- **What this task involves**
An exact copy of the listing below is the answer, with the pictures removed.

####

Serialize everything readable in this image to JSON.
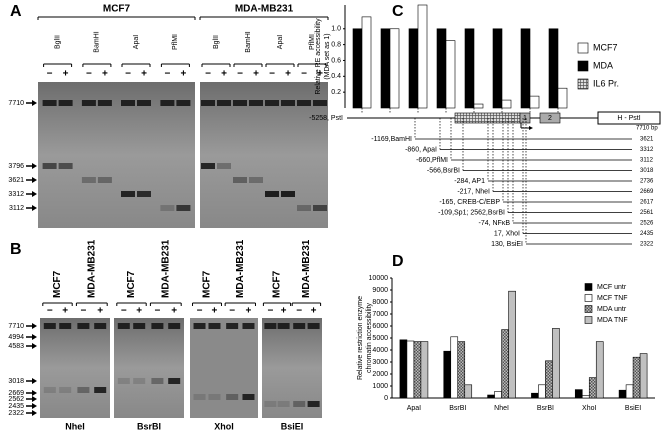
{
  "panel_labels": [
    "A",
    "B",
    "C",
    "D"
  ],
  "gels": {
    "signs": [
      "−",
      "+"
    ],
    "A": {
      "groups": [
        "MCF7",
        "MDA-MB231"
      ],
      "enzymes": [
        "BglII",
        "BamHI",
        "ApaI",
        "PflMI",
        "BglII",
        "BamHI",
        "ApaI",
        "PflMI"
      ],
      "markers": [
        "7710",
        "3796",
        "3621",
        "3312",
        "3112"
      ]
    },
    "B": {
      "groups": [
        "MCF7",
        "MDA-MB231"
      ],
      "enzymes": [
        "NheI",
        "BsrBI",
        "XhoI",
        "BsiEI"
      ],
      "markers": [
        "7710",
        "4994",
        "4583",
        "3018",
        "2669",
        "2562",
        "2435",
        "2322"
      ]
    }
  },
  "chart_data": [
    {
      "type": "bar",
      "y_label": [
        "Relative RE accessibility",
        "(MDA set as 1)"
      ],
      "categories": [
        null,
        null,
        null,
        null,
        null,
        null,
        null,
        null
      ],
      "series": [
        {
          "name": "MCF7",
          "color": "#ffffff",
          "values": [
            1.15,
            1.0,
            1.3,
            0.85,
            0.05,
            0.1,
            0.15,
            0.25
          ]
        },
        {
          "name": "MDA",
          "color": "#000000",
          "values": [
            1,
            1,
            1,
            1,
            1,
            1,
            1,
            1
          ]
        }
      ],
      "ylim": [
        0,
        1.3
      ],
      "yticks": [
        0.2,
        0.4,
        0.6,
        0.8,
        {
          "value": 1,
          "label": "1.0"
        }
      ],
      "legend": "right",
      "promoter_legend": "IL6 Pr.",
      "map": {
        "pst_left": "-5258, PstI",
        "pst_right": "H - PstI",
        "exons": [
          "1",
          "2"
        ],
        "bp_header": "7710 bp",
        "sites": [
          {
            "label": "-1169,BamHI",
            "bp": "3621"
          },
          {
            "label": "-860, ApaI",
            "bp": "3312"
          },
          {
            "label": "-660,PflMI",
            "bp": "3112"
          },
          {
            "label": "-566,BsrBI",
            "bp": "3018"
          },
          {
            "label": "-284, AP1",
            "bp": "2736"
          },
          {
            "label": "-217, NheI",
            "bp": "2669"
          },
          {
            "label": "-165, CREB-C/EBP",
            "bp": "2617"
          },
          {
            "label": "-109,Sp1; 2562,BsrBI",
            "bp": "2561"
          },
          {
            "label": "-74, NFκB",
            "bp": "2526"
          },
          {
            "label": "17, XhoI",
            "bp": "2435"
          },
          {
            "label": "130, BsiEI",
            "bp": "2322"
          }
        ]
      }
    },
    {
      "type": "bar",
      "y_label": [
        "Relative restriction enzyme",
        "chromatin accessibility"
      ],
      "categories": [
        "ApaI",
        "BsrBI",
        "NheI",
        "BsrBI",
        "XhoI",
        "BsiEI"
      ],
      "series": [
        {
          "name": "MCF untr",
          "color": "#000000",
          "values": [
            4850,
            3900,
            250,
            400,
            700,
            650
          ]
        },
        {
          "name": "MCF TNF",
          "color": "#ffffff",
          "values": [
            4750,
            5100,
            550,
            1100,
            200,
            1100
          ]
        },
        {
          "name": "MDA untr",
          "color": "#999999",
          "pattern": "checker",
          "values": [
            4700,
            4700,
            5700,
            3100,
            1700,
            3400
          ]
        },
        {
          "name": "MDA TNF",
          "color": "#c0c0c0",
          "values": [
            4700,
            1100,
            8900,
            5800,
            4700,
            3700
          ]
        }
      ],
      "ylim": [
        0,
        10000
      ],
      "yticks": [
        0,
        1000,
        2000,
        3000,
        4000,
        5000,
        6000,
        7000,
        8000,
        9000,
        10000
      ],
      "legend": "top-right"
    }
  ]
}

####

- **Result**
Serialize everything readable in this image to JSON.
{
  "panel_labels": [
    "A",
    "B",
    "C",
    "D"
  ],
  "gels": {
    "signs": [
      "−",
      "+"
    ],
    "A": {
      "groups": [
        "MCF7",
        "MDA-MB231"
      ],
      "enzymes": [
        "BglII",
        "BamHI",
        "ApaI",
        "PflMI",
        "BglII",
        "BamHI",
        "ApaI",
        "PflMI"
      ],
      "markers": [
        "7710",
        "3796",
        "3621",
        "3312",
        "3112"
      ]
    },
    "B": {
      "groups": [
        "MCF7",
        "MDA-MB231"
      ],
      "enzymes": [
        "NheI",
        "BsrBI",
        "XhoI",
        "BsiEI"
      ],
      "markers": [
        "7710",
        "4994",
        "4583",
        "3018",
        "2669",
        "2562",
        "2435",
        "2322"
      ]
    }
  },
  "chart_data": [
    {
      "type": "bar",
      "y_label": [
        "Relative RE accessibility",
        "(MDA set as 1)"
      ],
      "categories": [
        null,
        null,
        null,
        null,
        null,
        null,
        null,
        null
      ],
      "series": [
        {
          "name": "MCF7",
          "color": "#ffffff",
          "values": [
            1.15,
            1.0,
            1.3,
            0.85,
            0.05,
            0.1,
            0.15,
            0.25
          ]
        },
        {
          "name": "MDA",
          "color": "#000000",
          "values": [
            1,
            1,
            1,
            1,
            1,
            1,
            1,
            1
          ]
        }
      ],
      "ylim": [
        0,
        1.3
      ],
      "yticks": [
        0.2,
        0.4,
        0.6,
        0.8,
        {
          "value": 1,
          "label": "1.0"
        }
      ],
      "legend": "right",
      "promoter_legend": "IL6 Pr.",
      "map": {
        "pst_left": "-5258, PstI",
        "pst_right": "H - PstI",
        "exons": [
          "1",
          "2"
        ],
        "bp_header": "7710 bp",
        "sites": [
          {
            "label": "-1169,BamHI",
            "bp": "3621"
          },
          {
            "label": "-860, ApaI",
            "bp": "3312"
          },
          {
            "label": "-660,PflMI",
            "bp": "3112"
          },
          {
            "label": "-566,BsrBI",
            "bp": "3018"
          },
          {
            "label": "-284, AP1",
            "bp": "2736"
          },
          {
            "label": "-217, NheI",
            "bp": "2669"
          },
          {
            "label": "-165, CREB-C/EBP",
            "bp": "2617"
          },
          {
            "label": "-109,Sp1; 2562,BsrBI",
            "bp": "2561"
          },
          {
            "label": "-74, NFκB",
            "bp": "2526"
          },
          {
            "label": "17, XhoI",
            "bp": "2435"
          },
          {
            "label": "130, BsiEI",
            "bp": "2322"
          }
        ]
      }
    },
    {
      "type": "bar",
      "y_label": [
        "Relative restriction enzyme",
        "chromatin accessibility"
      ],
      "categories": [
        "ApaI",
        "BsrBI",
        "NheI",
        "BsrBI",
        "XhoI",
        "BsiEI"
      ],
      "series": [
        {
          "name": "MCF untr",
          "color": "#000000",
          "values": [
            4850,
            3900,
            250,
            400,
            700,
            650
          ]
        },
        {
          "name": "MCF TNF",
          "color": "#ffffff",
          "values": [
            4750,
            5100,
            550,
            1100,
            200,
            1100
          ]
        },
        {
          "name": "MDA untr",
          "color": "#999999",
          "pattern": "checker",
          "values": [
            4700,
            4700,
            5700,
            3100,
            1700,
            3400
          ]
        },
        {
          "name": "MDA TNF",
          "color": "#c0c0c0",
          "values": [
            4700,
            1100,
            8900,
            5800,
            4700,
            3700
          ]
        }
      ],
      "ylim": [
        0,
        10000
      ],
      "yticks": [
        0,
        1000,
        2000,
        3000,
        4000,
        5000,
        6000,
        7000,
        8000,
        9000,
        10000
      ],
      "legend": "top-right"
    }
  ]
}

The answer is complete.